* begin Dataset records *

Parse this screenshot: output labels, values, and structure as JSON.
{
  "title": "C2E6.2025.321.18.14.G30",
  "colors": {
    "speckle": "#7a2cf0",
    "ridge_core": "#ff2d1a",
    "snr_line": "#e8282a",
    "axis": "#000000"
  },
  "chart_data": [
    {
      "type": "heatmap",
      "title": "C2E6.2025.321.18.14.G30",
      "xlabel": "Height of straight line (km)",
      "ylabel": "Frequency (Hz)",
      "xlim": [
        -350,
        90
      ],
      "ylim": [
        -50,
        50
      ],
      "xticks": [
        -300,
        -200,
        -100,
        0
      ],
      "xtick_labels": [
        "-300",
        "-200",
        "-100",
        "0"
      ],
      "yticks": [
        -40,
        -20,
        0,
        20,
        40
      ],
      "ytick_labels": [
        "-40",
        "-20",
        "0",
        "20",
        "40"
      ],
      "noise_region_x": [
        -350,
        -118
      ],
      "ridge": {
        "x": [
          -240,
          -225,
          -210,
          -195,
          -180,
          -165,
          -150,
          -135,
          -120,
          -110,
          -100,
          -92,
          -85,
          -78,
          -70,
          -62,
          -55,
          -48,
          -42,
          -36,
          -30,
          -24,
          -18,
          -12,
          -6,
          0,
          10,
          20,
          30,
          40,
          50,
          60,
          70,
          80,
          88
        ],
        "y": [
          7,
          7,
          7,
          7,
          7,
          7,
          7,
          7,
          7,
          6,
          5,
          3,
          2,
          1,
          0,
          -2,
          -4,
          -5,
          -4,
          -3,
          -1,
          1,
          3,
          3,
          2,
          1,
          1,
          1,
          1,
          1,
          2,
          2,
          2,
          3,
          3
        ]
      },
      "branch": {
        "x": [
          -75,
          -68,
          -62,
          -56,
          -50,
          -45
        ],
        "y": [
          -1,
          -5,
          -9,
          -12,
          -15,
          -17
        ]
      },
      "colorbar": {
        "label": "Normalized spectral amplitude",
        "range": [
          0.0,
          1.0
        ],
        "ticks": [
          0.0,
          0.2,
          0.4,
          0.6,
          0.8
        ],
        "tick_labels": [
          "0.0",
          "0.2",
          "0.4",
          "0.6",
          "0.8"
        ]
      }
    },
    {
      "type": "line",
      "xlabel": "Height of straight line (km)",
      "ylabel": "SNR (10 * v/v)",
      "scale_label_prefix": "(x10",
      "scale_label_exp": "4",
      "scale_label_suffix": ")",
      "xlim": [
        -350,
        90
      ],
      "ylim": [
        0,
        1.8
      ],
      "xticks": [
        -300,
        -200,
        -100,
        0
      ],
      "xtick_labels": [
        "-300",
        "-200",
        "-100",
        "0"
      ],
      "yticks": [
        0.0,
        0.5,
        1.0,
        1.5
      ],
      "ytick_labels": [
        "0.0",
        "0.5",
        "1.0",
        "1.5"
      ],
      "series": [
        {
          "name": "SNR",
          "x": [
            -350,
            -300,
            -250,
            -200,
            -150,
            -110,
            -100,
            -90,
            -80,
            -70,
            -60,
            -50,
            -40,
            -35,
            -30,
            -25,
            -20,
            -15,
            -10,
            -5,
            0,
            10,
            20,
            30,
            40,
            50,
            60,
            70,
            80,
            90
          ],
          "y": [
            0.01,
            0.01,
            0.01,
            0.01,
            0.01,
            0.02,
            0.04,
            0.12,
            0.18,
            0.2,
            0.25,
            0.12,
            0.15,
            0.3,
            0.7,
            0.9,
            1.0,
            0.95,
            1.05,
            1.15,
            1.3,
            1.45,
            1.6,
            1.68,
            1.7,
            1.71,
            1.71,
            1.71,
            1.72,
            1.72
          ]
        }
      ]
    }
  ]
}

* end Dataset records *

_What is asked_.
The records above should be restated word for word, please.

_Correct output_.
Parse this screenshot: output labels, values, and structure as JSON.
{
  "title": "C2E6.2025.321.18.14.G30",
  "colors": {
    "speckle": "#7a2cf0",
    "ridge_core": "#ff2d1a",
    "snr_line": "#e8282a",
    "axis": "#000000"
  },
  "chart_data": [
    {
      "type": "heatmap",
      "title": "C2E6.2025.321.18.14.G30",
      "xlabel": "Height of straight line (km)",
      "ylabel": "Frequency (Hz)",
      "xlim": [
        -350,
        90
      ],
      "ylim": [
        -50,
        50
      ],
      "xticks": [
        -300,
        -200,
        -100,
        0
      ],
      "xtick_labels": [
        "-300",
        "-200",
        "-100",
        "0"
      ],
      "yticks": [
        -40,
        -20,
        0,
        20,
        40
      ],
      "ytick_labels": [
        "-40",
        "-20",
        "0",
        "20",
        "40"
      ],
      "noise_region_x": [
        -350,
        -118
      ],
      "ridge": {
        "x": [
          -240,
          -225,
          -210,
          -195,
          -180,
          -165,
          -150,
          -135,
          -120,
          -110,
          -100,
          -92,
          -85,
          -78,
          -70,
          -62,
          -55,
          -48,
          -42,
          -36,
          -30,
          -24,
          -18,
          -12,
          -6,
          0,
          10,
          20,
          30,
          40,
          50,
          60,
          70,
          80,
          88
        ],
        "y": [
          7,
          7,
          7,
          7,
          7,
          7,
          7,
          7,
          7,
          6,
          5,
          3,
          2,
          1,
          0,
          -2,
          -4,
          -5,
          -4,
          -3,
          -1,
          1,
          3,
          3,
          2,
          1,
          1,
          1,
          1,
          1,
          2,
          2,
          2,
          3,
          3
        ]
      },
      "branch": {
        "x": [
          -75,
          -68,
          -62,
          -56,
          -50,
          -45
        ],
        "y": [
          -1,
          -5,
          -9,
          -12,
          -15,
          -17
        ]
      },
      "colorbar": {
        "label": "Normalized spectral amplitude",
        "range": [
          0.0,
          1.0
        ],
        "ticks": [
          0.0,
          0.2,
          0.4,
          0.6,
          0.8
        ],
        "tick_labels": [
          "0.0",
          "0.2",
          "0.4",
          "0.6",
          "0.8"
        ]
      }
    },
    {
      "type": "line",
      "xlabel": "Height of straight line (km)",
      "ylabel": "SNR (10 * v/v)",
      "scale_label_prefix": "(x10",
      "scale_label_exp": "4",
      "scale_label_suffix": ")",
      "xlim": [
        -350,
        90
      ],
      "ylim": [
        0,
        1.8
      ],
      "xticks": [
        -300,
        -200,
        -100,
        0
      ],
      "xtick_labels": [
        "-300",
        "-200",
        "-100",
        "0"
      ],
      "yticks": [
        0.0,
        0.5,
        1.0,
        1.5
      ],
      "ytick_labels": [
        "0.0",
        "0.5",
        "1.0",
        "1.5"
      ],
      "series": [
        {
          "name": "SNR",
          "x": [
            -350,
            -300,
            -250,
            -200,
            -150,
            -110,
            -100,
            -90,
            -80,
            -70,
            -60,
            -50,
            -40,
            -35,
            -30,
            -25,
            -20,
            -15,
            -10,
            -5,
            0,
            10,
            20,
            30,
            40,
            50,
            60,
            70,
            80,
            90
          ],
          "y": [
            0.01,
            0.01,
            0.01,
            0.01,
            0.01,
            0.02,
            0.04,
            0.12,
            0.18,
            0.2,
            0.25,
            0.12,
            0.15,
            0.3,
            0.7,
            0.9,
            1.0,
            0.95,
            1.05,
            1.15,
            1.3,
            1.45,
            1.6,
            1.68,
            1.7,
            1.71,
            1.71,
            1.71,
            1.72,
            1.72
          ]
        }
      ]
    }
  ]
}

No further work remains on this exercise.